▶ To do
Turn the entries from the line containing "station-sakae[interactable]: H 10" up to and including the line containing "line-sakae-tw-ij xyxy=(286,260,547,525)" into a numbered list, skipping any blank lines.

Records from a dataset:
______________________________
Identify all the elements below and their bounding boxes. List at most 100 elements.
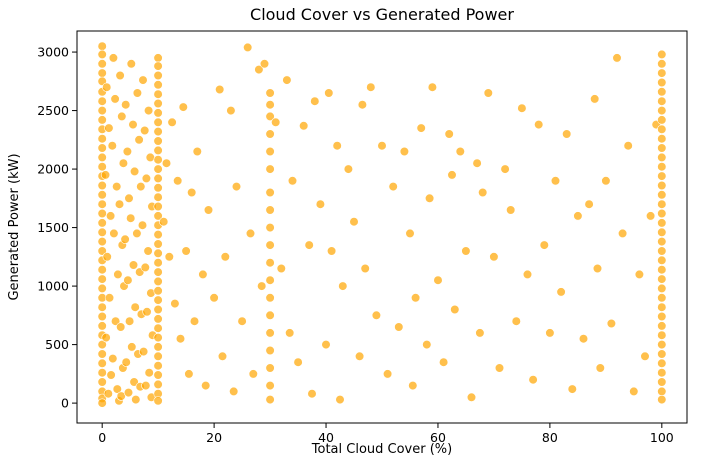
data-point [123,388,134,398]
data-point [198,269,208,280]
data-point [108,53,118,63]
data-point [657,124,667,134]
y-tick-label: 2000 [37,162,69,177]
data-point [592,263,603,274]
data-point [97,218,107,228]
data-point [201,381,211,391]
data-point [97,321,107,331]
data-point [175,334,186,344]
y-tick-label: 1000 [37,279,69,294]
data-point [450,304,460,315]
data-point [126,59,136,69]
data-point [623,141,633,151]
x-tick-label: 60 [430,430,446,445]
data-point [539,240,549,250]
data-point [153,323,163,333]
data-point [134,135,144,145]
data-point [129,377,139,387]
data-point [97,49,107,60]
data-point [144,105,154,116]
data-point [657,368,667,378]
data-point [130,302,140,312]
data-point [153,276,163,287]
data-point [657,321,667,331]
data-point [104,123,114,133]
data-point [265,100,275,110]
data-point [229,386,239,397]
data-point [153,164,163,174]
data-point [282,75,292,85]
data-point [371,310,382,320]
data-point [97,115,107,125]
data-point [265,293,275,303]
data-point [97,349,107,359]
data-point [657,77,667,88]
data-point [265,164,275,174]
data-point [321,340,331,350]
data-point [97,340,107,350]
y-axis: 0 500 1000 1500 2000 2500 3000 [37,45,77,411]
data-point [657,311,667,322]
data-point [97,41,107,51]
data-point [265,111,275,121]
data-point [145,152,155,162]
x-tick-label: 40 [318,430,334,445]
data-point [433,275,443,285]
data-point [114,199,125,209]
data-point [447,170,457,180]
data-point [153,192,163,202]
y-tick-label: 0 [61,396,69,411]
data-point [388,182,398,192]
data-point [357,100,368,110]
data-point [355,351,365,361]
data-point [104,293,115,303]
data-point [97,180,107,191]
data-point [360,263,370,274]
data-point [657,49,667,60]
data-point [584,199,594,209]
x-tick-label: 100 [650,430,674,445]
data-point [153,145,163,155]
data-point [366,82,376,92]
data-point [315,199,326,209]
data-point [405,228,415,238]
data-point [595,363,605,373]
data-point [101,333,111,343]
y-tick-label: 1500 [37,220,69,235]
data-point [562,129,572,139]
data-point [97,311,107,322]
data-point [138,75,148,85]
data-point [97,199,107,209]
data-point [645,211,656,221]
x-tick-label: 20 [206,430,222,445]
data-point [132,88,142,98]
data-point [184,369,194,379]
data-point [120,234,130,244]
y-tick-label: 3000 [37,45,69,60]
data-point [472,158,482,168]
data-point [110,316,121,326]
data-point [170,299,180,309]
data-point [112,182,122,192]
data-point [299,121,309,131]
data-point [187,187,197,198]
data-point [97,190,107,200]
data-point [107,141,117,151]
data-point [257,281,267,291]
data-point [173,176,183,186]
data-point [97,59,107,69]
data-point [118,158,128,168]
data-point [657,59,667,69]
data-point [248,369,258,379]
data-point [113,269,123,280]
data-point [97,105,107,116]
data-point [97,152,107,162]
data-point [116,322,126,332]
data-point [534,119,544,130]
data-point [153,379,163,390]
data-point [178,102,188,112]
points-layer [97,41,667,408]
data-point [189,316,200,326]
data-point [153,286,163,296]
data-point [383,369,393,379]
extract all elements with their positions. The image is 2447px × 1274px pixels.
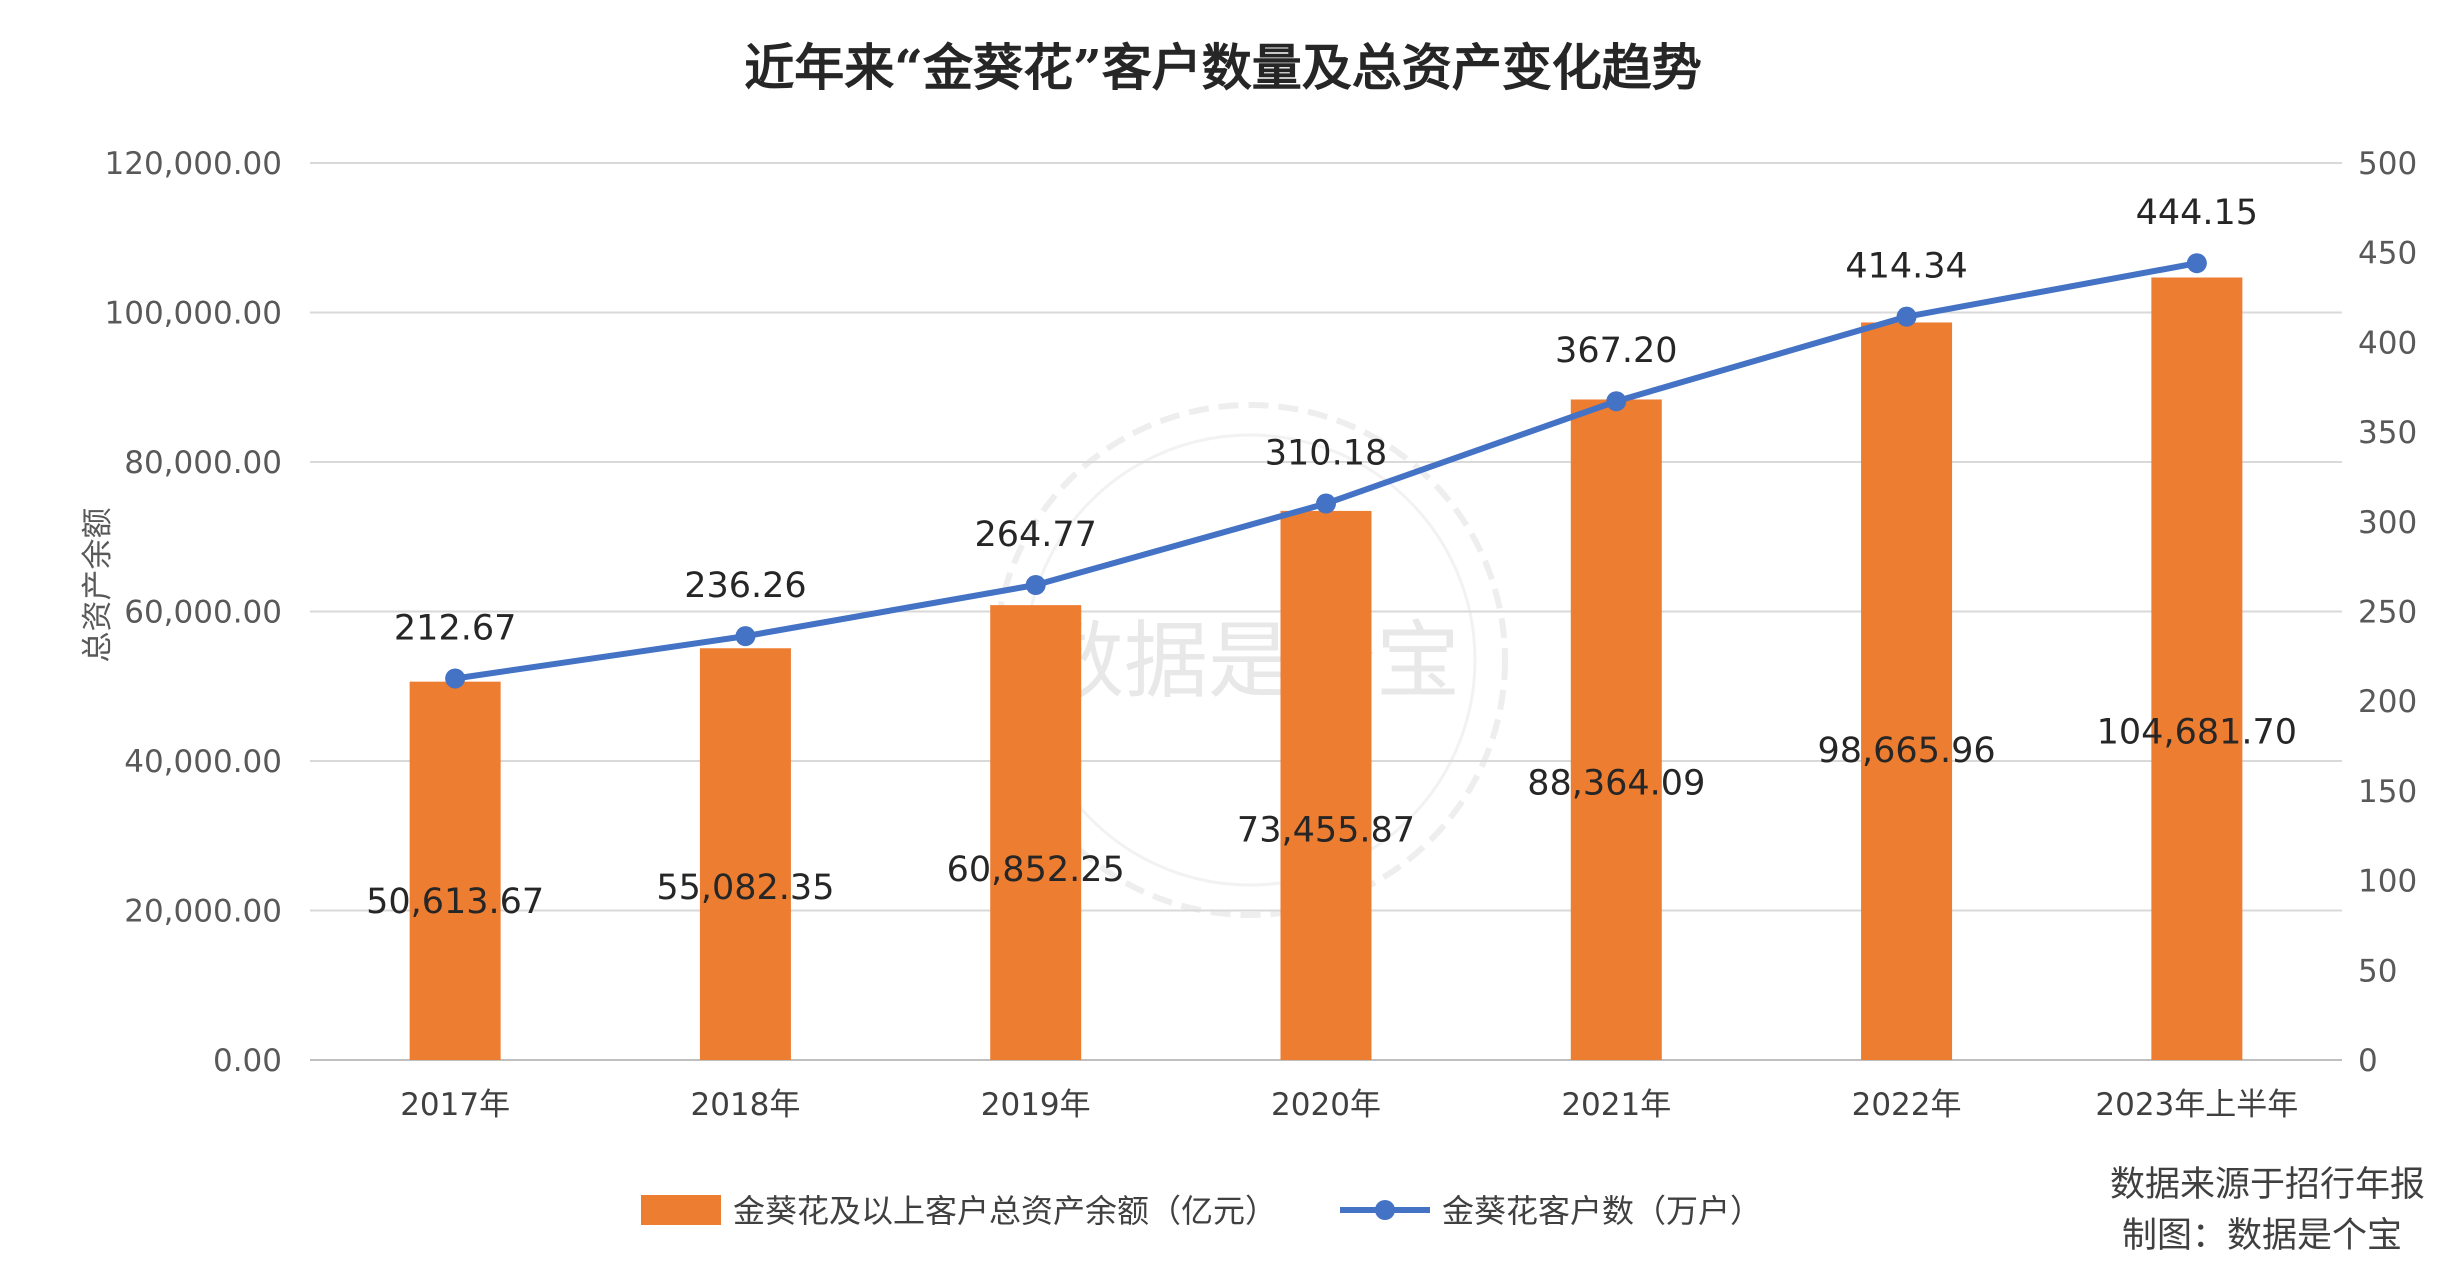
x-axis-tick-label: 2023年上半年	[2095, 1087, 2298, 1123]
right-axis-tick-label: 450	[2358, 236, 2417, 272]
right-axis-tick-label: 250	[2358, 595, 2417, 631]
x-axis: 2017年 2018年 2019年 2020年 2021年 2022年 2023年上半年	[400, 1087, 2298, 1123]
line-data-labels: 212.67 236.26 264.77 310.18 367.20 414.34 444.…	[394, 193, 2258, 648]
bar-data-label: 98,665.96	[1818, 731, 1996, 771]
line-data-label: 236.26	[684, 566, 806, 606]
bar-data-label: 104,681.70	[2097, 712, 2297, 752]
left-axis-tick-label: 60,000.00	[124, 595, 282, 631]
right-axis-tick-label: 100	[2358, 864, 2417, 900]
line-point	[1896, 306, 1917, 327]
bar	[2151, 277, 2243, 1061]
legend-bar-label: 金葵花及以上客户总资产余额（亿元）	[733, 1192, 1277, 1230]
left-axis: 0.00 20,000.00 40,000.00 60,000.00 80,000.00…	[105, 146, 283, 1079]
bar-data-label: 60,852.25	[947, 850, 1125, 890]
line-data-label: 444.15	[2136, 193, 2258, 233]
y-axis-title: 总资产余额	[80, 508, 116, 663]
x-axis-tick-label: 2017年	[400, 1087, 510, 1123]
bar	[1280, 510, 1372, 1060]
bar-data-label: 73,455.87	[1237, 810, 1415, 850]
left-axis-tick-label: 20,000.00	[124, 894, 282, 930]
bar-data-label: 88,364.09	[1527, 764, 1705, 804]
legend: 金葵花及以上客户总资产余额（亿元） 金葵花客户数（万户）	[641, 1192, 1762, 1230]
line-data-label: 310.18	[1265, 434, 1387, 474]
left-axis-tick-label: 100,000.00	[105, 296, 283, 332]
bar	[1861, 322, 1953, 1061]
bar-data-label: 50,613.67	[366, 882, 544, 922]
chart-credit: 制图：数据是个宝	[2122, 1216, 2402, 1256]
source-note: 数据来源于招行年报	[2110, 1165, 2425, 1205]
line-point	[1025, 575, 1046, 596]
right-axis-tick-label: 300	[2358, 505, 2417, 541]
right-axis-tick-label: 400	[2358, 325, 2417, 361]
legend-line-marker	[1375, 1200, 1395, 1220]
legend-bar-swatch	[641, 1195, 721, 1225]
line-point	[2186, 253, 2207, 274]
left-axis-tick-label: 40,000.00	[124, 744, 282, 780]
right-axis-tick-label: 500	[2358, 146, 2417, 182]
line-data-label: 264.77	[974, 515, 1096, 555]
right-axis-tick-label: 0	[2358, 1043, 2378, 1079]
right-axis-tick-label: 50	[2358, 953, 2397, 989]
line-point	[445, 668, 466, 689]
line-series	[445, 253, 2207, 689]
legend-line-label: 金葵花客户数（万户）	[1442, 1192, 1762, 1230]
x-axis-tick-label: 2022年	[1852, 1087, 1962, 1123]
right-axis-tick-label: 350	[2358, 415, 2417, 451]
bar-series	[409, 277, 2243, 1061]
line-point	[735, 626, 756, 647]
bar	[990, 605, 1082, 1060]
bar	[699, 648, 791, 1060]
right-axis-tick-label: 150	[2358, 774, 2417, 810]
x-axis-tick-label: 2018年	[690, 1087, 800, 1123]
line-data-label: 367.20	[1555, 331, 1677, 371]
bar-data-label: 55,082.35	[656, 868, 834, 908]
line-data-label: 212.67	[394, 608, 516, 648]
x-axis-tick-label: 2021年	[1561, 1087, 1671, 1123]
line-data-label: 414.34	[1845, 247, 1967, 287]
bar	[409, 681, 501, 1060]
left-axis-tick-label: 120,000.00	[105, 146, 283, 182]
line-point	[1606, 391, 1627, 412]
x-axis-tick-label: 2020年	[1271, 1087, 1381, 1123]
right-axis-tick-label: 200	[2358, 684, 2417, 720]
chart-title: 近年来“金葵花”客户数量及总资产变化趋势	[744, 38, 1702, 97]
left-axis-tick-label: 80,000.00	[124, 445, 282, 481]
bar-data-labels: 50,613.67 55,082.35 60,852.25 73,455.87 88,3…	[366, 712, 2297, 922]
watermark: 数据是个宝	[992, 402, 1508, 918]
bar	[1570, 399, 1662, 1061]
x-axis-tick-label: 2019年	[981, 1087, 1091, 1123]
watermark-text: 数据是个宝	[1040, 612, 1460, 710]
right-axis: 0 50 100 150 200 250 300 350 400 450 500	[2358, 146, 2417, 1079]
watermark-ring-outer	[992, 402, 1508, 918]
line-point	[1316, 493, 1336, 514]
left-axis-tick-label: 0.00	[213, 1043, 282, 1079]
______________________________
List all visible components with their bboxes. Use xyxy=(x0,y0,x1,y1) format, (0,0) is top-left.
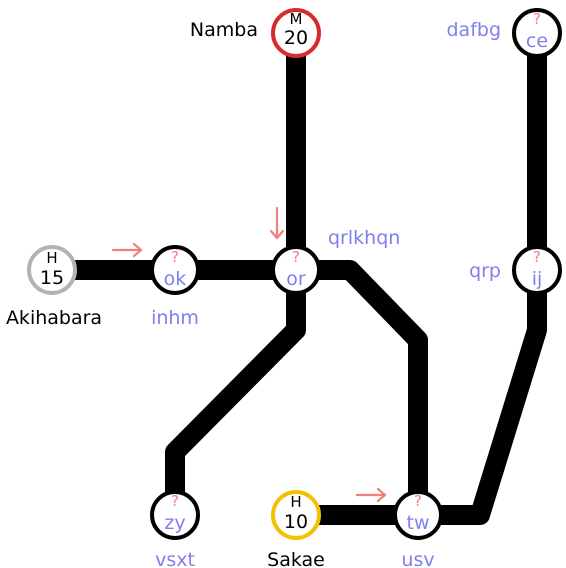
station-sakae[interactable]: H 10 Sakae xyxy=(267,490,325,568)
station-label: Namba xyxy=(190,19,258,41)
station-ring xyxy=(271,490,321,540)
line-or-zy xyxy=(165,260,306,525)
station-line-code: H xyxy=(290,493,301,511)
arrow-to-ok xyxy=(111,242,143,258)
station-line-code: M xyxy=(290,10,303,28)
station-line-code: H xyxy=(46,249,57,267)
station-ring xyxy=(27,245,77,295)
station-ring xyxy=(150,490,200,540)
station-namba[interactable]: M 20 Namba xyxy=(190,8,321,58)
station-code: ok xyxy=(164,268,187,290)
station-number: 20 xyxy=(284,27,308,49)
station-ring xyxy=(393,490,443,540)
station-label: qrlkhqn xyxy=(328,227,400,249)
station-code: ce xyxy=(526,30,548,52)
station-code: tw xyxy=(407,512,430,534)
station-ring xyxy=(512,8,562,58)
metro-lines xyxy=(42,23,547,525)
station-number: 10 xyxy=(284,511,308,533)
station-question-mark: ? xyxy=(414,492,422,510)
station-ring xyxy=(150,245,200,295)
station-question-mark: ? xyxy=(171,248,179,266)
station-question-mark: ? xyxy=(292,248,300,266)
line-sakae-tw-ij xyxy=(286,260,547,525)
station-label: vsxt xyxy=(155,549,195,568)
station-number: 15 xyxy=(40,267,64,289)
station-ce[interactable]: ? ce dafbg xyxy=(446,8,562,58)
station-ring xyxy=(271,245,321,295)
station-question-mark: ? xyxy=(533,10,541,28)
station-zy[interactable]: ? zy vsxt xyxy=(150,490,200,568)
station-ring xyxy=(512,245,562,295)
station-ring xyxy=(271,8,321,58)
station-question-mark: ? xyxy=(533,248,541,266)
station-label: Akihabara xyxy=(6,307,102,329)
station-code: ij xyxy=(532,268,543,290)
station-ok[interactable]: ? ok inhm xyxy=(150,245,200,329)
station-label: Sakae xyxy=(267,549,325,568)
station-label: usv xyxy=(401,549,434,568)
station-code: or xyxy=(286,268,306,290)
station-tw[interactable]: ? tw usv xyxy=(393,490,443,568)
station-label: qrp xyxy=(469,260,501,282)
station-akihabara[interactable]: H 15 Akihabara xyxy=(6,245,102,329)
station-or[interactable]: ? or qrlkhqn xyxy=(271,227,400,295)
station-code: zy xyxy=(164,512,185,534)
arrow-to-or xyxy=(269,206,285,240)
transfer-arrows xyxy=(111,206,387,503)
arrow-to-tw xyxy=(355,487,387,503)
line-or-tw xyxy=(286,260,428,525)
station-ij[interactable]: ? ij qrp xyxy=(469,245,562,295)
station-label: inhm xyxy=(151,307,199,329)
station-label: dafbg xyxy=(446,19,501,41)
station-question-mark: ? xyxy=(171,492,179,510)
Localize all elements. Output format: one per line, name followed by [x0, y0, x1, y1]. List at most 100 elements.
______________________________
▶ Written answer
1. station-sakae[interactable]: H 10 Sakae xyxy=(267,490,325,568)
2. station-label: Namba xyxy=(190,19,258,41)
3. station-ring xyxy=(271,490,321,540)
4. line-or-zy xyxy=(165,260,306,525)
5. station-line-code: H xyxy=(290,493,301,511)
6. arrow-to-ok xyxy=(111,242,143,258)
7. station-line-code: M xyxy=(290,10,303,28)
8. station-line-code: H xyxy=(46,249,57,267)
9. station-ring xyxy=(27,245,77,295)
10. station-ring xyxy=(150,490,200,540)
11. station-namba[interactable]: M 20 Namba xyxy=(190,8,321,58)
12. station-code: ok xyxy=(164,268,187,290)
13. station-number: 20 xyxy=(284,27,308,49)
14. station-ring xyxy=(393,490,443,540)
15. station-label: qrlkhqn xyxy=(328,227,400,249)
16. station-code: ce xyxy=(526,30,548,52)
17. station-code: tw xyxy=(407,512,430,534)
18. station-ring xyxy=(512,8,562,58)
19. metro-lines xyxy=(42,23,547,525)
20. station-number: 10 xyxy=(284,511,308,533)
21. station-question-mark: ? xyxy=(414,492,422,510)
22. station-ring xyxy=(150,245,200,295)
23. station-question-mark: ? xyxy=(171,248,179,266)
24. station-question-mark: ? xyxy=(292,248,300,266)
25. line-sakae-tw-ij xyxy=(286,260,547,525)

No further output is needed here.